**Task requirements**
Repeat each record exactly. Any picture gets left out.

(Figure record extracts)

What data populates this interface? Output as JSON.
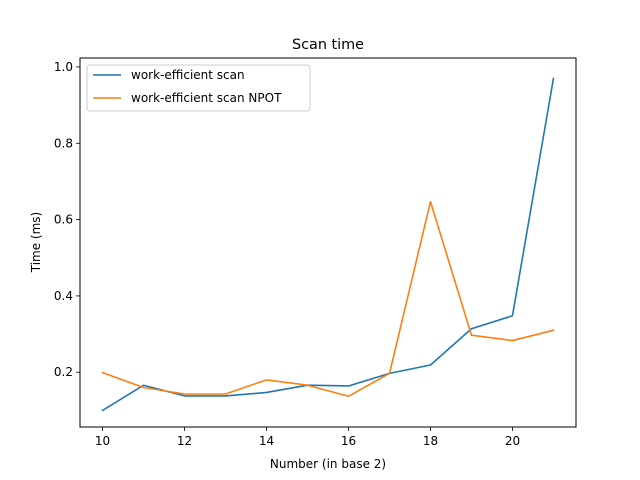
{
  "chart_data": {
    "type": "line",
    "title": "Scan time",
    "xlabel": "Number (in base 2)",
    "ylabel": "Time (ms)",
    "xlim": [
      9.45,
      21.55
    ],
    "ylim": [
      0.0565,
      1.0235
    ],
    "xticks": [
      10,
      12,
      14,
      16,
      18,
      20
    ],
    "yticks": [
      0.2,
      0.4,
      0.6,
      0.8,
      1.0
    ],
    "xtick_labels": [
      "10",
      "12",
      "14",
      "16",
      "18",
      "20"
    ],
    "ytick_labels": [
      "0.2",
      "0.4",
      "0.6",
      "0.8",
      "1.0"
    ],
    "x": [
      10,
      11,
      12,
      13,
      14,
      15,
      16,
      17,
      18,
      19,
      20,
      21
    ],
    "series": [
      {
        "name": "work-efficient scan",
        "color": "#1f77b4",
        "values": [
          0.1,
          0.166,
          0.138,
          0.138,
          0.147,
          0.166,
          0.164,
          0.197,
          0.219,
          0.314,
          0.348,
          0.97
        ]
      },
      {
        "name": "work-efficient scan NPOT",
        "color": "#ff7f0e",
        "values": [
          0.199,
          0.16,
          0.143,
          0.143,
          0.18,
          0.166,
          0.137,
          0.197,
          0.647,
          0.297,
          0.283,
          0.31
        ]
      }
    ],
    "legend": "upper-left",
    "grid": false
  }
}
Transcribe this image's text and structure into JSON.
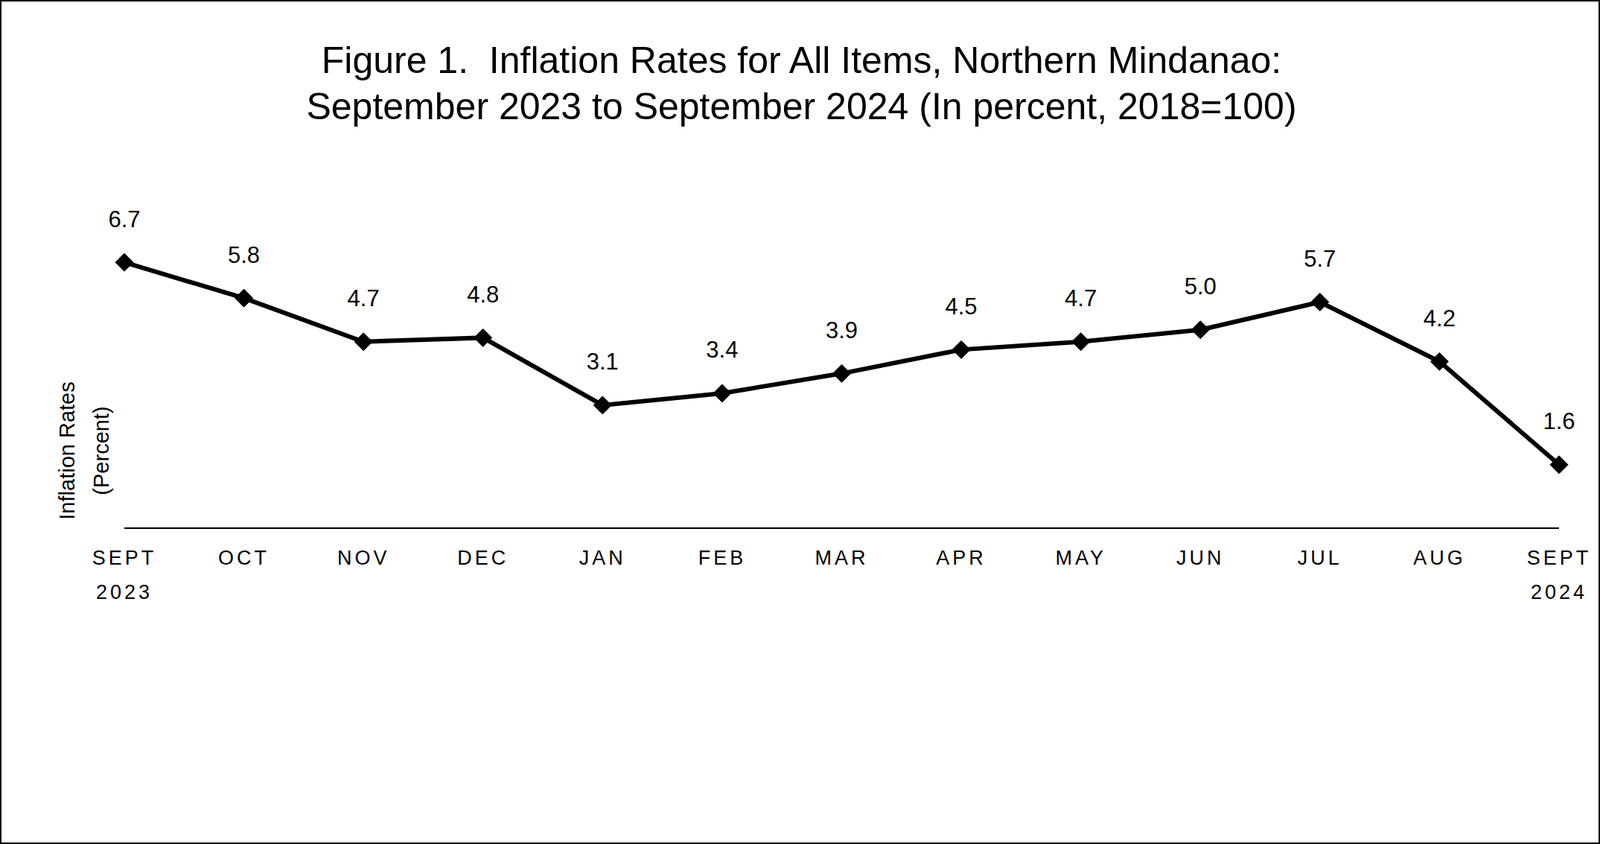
{
  "chart_data": {
    "type": "line",
    "title": "Figure 1.  Inflation Rates for All Items, Northern Mindanao:\nSeptember 2023 to September 2024 (In percent, 2018=100)",
    "ylabel": "Inflation Rates\n(Percent)",
    "categories": [
      "SEPT 2023",
      "OCT",
      "NOV",
      "DEC",
      "JAN",
      "FEB",
      "MAR",
      "APR",
      "MAY",
      "JUN",
      "JUL",
      "AUG",
      "SEPT 2024"
    ],
    "values": [
      6.7,
      5.8,
      4.7,
      4.8,
      3.1,
      3.4,
      3.9,
      4.5,
      4.7,
      5.0,
      5.7,
      4.2,
      1.6
    ],
    "value_labels": [
      "6.7",
      "5.8",
      "4.7",
      "4.8",
      "3.1",
      "3.4",
      "3.9",
      "4.5",
      "4.7",
      "5.0",
      "5.7",
      "4.2",
      "1.6"
    ],
    "color": "#000000",
    "marker": "diamond",
    "line_style": "solid",
    "ylim": [
      0,
      8
    ],
    "data_labels": true,
    "tick_labels": "x",
    "grid": false
  }
}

**The solution**
What data populates this interface? Output as JSON.
{
  "chart_data": {
    "type": "line",
    "title": "Scan time",
    "xlabel": "Number (in base 2)",
    "ylabel": "Time (ms)",
    "xlim": [
      9.45,
      21.55
    ],
    "ylim": [
      0.0565,
      1.0235
    ],
    "xticks": [
      10,
      12,
      14,
      16,
      18,
      20
    ],
    "yticks": [
      0.2,
      0.4,
      0.6,
      0.8,
      1.0
    ],
    "xtick_labels": [
      "10",
      "12",
      "14",
      "16",
      "18",
      "20"
    ],
    "ytick_labels": [
      "0.2",
      "0.4",
      "0.6",
      "0.8",
      "1.0"
    ],
    "x": [
      10,
      11,
      12,
      13,
      14,
      15,
      16,
      17,
      18,
      19,
      20,
      21
    ],
    "series": [
      {
        "name": "work-efficient scan",
        "color": "#1f77b4",
        "values": [
          0.1,
          0.166,
          0.138,
          0.138,
          0.147,
          0.166,
          0.164,
          0.197,
          0.219,
          0.314,
          0.348,
          0.97
        ]
      },
      {
        "name": "work-efficient scan NPOT",
        "color": "#ff7f0e",
        "values": [
          0.199,
          0.16,
          0.143,
          0.143,
          0.18,
          0.166,
          0.137,
          0.197,
          0.647,
          0.297,
          0.283,
          0.31
        ]
      }
    ],
    "legend": "upper-left",
    "grid": false
  }
}
Transcribe this image's text and structure into JSON.
{
  "chart_data": {
    "type": "line",
    "title": "Figure 1.  Inflation Rates for All Items, Northern Mindanao:\nSeptember 2023 to September 2024 (In percent, 2018=100)",
    "ylabel": "Inflation Rates\n(Percent)",
    "categories": [
      "SEPT 2023",
      "OCT",
      "NOV",
      "DEC",
      "JAN",
      "FEB",
      "MAR",
      "APR",
      "MAY",
      "JUN",
      "JUL",
      "AUG",
      "SEPT 2024"
    ],
    "values": [
      6.7,
      5.8,
      4.7,
      4.8,
      3.1,
      3.4,
      3.9,
      4.5,
      4.7,
      5.0,
      5.7,
      4.2,
      1.6
    ],
    "value_labels": [
      "6.7",
      "5.8",
      "4.7",
      "4.8",
      "3.1",
      "3.4",
      "3.9",
      "4.5",
      "4.7",
      "5.0",
      "5.7",
      "4.2",
      "1.6"
    ],
    "color": "#000000",
    "marker": "diamond",
    "line_style": "solid",
    "ylim": [
      0,
      8
    ],
    "data_labels": true,
    "tick_labels": "x",
    "grid": false
  }
}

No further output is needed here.